Required work:
Gather every line holding the string "binning".
━━━━
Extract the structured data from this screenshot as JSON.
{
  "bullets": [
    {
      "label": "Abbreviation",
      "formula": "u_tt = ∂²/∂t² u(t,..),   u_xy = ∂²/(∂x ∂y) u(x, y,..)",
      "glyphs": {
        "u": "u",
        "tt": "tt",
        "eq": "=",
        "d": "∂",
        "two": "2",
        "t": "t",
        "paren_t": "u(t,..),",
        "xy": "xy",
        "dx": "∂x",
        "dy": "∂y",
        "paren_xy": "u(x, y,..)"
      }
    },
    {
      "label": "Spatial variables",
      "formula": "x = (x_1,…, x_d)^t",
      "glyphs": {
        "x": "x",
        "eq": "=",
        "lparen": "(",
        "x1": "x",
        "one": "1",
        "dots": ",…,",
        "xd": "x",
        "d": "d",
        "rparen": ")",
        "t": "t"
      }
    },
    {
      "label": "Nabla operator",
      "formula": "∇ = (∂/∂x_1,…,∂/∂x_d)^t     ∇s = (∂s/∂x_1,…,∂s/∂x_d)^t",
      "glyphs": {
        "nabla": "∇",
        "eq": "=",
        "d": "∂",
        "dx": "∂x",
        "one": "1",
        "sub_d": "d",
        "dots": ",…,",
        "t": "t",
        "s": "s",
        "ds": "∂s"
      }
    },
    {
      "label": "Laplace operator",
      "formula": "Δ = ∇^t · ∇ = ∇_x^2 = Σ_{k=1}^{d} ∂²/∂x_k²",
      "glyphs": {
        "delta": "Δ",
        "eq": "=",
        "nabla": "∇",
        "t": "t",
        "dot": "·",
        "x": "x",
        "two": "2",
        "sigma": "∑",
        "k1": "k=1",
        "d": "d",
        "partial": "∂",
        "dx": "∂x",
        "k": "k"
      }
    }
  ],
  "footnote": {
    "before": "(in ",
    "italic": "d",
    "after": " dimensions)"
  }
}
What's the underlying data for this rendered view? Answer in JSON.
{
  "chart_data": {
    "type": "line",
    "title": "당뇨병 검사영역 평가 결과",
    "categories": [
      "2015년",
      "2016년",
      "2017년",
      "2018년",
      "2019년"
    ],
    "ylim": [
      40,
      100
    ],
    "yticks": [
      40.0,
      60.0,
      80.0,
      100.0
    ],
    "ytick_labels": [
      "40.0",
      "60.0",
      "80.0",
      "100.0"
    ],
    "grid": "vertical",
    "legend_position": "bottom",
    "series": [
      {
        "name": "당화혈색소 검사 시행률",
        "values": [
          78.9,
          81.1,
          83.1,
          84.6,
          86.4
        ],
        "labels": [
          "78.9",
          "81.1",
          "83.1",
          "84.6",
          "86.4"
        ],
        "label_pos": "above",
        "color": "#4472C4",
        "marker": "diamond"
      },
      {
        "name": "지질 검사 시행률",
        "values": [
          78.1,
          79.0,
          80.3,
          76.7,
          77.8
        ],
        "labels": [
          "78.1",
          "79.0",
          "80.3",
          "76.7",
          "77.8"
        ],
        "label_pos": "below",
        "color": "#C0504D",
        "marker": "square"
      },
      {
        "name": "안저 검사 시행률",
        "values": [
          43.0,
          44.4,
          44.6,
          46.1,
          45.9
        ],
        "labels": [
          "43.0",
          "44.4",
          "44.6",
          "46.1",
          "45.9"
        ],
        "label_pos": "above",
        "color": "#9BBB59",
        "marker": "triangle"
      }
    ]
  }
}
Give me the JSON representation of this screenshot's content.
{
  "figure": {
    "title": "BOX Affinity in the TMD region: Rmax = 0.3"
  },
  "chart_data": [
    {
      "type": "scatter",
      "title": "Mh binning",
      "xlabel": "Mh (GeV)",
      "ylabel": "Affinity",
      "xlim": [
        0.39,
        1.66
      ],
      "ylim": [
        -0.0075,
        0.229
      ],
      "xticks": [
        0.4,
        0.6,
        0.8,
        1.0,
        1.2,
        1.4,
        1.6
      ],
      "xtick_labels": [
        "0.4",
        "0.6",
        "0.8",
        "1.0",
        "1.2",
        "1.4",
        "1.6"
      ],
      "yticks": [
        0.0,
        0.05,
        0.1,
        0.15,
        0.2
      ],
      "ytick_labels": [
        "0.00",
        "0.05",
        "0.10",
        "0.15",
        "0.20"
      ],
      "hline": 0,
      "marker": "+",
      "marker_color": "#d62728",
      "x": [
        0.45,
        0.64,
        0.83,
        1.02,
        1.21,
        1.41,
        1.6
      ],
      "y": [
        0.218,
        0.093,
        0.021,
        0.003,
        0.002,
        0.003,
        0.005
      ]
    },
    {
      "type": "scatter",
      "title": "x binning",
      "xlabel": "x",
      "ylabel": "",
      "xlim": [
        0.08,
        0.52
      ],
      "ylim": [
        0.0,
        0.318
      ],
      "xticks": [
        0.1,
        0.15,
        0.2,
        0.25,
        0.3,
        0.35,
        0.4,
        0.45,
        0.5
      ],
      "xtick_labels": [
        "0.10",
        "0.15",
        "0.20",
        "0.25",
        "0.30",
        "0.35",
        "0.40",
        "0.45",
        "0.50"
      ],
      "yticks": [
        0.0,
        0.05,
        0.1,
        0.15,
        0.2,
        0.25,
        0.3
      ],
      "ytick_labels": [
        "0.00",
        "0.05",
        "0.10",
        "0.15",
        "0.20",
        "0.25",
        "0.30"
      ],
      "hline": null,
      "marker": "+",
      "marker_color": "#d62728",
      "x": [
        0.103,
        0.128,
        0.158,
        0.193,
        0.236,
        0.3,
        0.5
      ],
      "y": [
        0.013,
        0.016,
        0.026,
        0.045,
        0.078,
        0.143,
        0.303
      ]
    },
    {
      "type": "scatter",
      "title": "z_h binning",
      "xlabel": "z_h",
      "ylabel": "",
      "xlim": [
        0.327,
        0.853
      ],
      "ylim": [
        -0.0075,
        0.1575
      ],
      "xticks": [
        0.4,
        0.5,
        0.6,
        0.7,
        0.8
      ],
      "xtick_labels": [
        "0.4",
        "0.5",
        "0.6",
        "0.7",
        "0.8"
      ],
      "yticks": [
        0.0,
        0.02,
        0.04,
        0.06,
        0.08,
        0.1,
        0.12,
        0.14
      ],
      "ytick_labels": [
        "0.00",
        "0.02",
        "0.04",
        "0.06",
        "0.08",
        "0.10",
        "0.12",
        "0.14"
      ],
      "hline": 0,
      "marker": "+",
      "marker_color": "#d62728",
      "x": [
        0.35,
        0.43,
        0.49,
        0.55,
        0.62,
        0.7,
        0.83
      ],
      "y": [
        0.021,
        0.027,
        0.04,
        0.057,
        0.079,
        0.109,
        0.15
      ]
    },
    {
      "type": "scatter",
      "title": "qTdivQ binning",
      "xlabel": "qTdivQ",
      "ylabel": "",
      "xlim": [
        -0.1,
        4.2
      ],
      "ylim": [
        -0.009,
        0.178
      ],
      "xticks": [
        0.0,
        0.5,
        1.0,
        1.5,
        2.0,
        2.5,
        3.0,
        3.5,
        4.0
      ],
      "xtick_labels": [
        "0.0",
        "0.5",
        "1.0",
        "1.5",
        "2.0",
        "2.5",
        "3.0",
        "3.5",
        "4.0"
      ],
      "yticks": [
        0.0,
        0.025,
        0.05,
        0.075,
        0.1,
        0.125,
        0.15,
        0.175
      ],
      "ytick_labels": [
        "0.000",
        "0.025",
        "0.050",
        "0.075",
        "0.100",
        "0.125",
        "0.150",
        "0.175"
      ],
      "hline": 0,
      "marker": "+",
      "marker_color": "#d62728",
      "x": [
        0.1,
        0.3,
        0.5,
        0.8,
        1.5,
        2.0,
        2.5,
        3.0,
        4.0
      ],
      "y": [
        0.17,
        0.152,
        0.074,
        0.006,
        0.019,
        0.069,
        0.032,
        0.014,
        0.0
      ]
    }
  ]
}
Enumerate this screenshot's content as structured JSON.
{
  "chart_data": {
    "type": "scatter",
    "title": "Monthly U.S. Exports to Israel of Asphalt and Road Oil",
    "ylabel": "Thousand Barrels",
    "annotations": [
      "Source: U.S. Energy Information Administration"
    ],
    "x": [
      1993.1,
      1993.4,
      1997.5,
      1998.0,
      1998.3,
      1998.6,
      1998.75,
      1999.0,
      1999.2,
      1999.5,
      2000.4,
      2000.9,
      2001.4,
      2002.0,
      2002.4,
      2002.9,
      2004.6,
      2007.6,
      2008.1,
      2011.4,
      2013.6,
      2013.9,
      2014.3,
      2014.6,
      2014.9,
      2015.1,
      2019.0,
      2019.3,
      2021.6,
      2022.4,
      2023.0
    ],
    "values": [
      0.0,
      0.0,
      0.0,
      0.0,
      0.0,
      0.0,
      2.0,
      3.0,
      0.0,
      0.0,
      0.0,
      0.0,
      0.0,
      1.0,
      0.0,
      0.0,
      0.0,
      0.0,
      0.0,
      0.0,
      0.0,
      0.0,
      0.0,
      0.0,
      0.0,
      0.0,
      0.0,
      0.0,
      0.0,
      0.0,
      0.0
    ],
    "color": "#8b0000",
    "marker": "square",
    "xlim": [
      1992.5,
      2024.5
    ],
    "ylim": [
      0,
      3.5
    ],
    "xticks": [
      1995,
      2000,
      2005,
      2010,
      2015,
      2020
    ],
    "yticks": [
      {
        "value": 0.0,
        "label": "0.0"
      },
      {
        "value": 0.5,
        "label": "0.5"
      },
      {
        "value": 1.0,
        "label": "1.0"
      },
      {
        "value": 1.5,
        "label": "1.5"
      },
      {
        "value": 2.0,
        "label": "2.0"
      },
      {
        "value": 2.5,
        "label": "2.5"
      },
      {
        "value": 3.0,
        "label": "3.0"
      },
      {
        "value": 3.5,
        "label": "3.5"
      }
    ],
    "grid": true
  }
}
━━━━
Right answer:
      "title": "Mh binning",
      "title": "x binning",
      "title": "z_h binning",
      "title": "qTdivQ binning",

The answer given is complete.